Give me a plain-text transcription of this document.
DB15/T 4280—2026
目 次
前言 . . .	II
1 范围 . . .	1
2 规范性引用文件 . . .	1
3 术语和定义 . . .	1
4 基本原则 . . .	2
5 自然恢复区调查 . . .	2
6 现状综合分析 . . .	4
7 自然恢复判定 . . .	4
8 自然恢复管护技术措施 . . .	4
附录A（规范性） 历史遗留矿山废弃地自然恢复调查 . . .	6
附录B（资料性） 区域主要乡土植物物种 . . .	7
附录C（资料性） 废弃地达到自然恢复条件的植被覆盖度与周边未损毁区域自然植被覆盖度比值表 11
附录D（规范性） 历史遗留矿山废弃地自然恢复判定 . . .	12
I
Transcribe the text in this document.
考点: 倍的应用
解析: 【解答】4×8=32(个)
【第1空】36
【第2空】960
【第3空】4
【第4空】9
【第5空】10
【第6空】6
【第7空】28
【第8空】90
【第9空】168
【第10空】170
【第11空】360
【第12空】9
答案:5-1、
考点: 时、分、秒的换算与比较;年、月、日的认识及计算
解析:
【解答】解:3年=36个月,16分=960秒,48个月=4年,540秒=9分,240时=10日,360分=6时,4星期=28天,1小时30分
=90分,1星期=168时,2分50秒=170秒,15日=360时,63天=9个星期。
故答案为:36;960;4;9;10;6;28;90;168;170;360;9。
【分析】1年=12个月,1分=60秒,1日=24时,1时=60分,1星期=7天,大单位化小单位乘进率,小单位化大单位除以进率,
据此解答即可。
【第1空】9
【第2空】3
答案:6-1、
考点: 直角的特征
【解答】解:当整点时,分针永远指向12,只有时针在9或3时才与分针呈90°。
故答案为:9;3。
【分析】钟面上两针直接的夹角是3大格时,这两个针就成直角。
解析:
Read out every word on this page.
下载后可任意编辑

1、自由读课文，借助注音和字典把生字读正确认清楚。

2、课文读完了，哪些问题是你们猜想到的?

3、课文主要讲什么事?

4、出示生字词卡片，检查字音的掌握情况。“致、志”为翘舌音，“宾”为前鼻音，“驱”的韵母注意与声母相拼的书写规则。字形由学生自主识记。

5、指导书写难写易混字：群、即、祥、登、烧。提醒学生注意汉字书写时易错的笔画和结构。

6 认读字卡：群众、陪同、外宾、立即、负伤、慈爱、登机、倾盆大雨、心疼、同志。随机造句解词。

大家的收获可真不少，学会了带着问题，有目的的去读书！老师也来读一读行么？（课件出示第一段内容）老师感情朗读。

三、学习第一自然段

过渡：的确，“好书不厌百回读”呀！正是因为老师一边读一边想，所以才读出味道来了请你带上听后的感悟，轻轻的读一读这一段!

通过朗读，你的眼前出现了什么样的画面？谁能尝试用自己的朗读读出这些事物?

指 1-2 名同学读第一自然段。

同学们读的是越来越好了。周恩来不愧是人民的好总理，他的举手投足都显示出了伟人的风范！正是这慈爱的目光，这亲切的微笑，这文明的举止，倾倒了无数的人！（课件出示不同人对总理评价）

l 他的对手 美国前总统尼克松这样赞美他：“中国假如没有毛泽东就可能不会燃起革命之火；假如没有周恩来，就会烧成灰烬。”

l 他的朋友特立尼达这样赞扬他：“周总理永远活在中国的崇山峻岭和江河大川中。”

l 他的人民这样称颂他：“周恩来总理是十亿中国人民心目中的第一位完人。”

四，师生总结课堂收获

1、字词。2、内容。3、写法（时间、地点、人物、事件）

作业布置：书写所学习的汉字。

What you should do: The required output is the exact sequence of lines from the one containing "Transcribe the text in this document." through the end of the listing, both endpoints included.

Answer below:
Transcribe the text in this document.
考点: 倍的应用
解析: 【解答】4×8=32(个)
【第1空】36
【第2空】960
【第3空】4
【第4空】9
【第5空】10
【第6空】6
【第7空】28
【第8空】90
【第9空】168
【第10空】170
【第11空】360
【第12空】9
答案:5-1、
考点: 时、分、秒的换算与比较;年、月、日的认识及计算
解析:
【解答】解:3年=36个月,16分=960秒,48个月=4年,540秒=9分,240时=10日,360分=6时,4星期=28天,1小时30分
=90分,1星期=168时,2分50秒=170秒,15日=360时,63天=9个星期。
故答案为:36;960;4;9;10;6;28;90;168;170;360;9。
【分析】1年=12个月,1分=60秒,1日=24时,1时=60分,1星期=7天,大单位化小单位乘进率,小单位化大单位除以进率,
据此解答即可。
【第1空】9
【第2空】3
答案:6-1、
考点: 直角的特征
【解答】解:当整点时,分针永远指向12,只有时针在9或3时才与分针呈90°。
故答案为:9;3。
【分析】钟面上两针直接的夹角是3大格时,这两个针就成直角。
解析:
Read out every word on this page.
下载后可任意编辑

1、自由读课文，借助注音和字典把生字读正确认清楚。

2、课文读完了，哪些问题是你们猜想到的?

3、课文主要讲什么事?

4、出示生字词卡片，检查字音的掌握情况。“致、志”为翘舌音，“宾”为前鼻音，“驱”的韵母注意与声母相拼的书写规则。字形由学生自主识记。

5、指导书写难写易混字：群、即、祥、登、烧。提醒学生注意汉字书写时易错的笔画和结构。

6 认读字卡：群众、陪同、外宾、立即、负伤、慈爱、登机、倾盆大雨、心疼、同志。随机造句解词。

大家的收获可真不少，学会了带着问题，有目的的去读书！老师也来读一读行么？（课件出示第一段内容）老师感情朗读。

三、学习第一自然段

过渡：的确，“好书不厌百回读”呀！正是因为老师一边读一边想，所以才读出味道来了请你带上听后的感悟，轻轻的读一读这一段!

通过朗读，你的眼前出现了什么样的画面？谁能尝试用自己的朗读读出这些事物?

指 1-2 名同学读第一自然段。

同学们读的是越来越好了。周恩来不愧是人民的好总理，他的举手投足都显示出了伟人的风范！正是这慈爱的目光，这亲切的微笑，这文明的举止，倾倒了无数的人！（课件出示不同人对总理评价）

l 他的对手 美国前总统尼克松这样赞美他：“中国假如没有毛泽东就可能不会燃起革命之火；假如没有周恩来，就会烧成灰烬。”

l 他的朋友特立尼达这样赞扬他：“周总理永远活在中国的崇山峻岭和江河大川中。”

l 他的人民这样称颂他：“周恩来总理是十亿中国人民心目中的第一位完人。”

四，师生总结课堂收获

1、字词。2、内容。3、写法（时间、地点、人物、事件）

作业布置：书写所学习的汉字。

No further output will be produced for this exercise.